(INPUT FOR THIS TASK):
- - - - -
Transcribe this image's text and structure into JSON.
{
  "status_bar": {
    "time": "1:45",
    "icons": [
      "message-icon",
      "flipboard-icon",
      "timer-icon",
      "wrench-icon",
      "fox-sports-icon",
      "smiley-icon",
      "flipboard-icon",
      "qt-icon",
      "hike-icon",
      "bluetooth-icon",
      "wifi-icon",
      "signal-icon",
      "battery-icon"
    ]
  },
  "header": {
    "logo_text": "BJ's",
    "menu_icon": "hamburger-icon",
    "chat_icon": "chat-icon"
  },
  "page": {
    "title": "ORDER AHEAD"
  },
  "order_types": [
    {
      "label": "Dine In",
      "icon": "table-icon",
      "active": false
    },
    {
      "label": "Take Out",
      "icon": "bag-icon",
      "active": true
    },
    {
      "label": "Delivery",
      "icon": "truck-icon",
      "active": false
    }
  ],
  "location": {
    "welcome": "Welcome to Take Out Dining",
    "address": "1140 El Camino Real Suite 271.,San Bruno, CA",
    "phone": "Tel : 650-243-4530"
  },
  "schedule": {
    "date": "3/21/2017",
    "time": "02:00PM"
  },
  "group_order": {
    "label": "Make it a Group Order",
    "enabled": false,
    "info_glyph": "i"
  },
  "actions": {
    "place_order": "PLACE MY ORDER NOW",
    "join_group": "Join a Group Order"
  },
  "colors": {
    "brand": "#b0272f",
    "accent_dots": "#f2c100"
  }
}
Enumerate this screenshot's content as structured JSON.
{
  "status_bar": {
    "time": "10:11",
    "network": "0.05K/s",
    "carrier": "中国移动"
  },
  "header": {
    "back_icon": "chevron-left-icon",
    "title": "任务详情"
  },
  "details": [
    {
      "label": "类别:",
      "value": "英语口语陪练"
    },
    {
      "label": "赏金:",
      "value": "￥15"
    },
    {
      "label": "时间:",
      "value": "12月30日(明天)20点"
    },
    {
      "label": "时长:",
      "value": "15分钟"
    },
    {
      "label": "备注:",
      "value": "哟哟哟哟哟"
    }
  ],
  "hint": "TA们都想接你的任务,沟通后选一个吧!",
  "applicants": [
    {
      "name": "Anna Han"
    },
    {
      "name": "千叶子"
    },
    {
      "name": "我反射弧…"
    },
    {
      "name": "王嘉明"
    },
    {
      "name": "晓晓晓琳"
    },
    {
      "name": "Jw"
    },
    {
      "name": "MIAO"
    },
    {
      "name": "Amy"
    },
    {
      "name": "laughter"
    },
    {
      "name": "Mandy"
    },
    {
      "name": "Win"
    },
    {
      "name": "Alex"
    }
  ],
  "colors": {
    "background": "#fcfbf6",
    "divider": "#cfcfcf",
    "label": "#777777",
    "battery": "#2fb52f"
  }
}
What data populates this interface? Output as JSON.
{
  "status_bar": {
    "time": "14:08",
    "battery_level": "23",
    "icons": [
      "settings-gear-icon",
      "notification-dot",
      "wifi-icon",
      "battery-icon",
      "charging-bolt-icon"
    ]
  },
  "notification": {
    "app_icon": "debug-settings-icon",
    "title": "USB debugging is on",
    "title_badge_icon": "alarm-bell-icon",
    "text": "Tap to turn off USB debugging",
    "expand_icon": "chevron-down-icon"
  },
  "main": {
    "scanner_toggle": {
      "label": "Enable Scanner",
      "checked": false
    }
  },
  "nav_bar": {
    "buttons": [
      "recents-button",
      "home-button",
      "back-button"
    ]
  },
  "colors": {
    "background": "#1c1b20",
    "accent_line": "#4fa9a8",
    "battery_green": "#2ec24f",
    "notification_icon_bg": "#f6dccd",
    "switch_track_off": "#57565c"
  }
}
- - - - -
(GIVEN TASK):
Go through the listing above and return every line where the word "background" occurs.

(EXERCISE ANSWER):
    "background": "#fcfbf6",
    "background": "#1c1b20",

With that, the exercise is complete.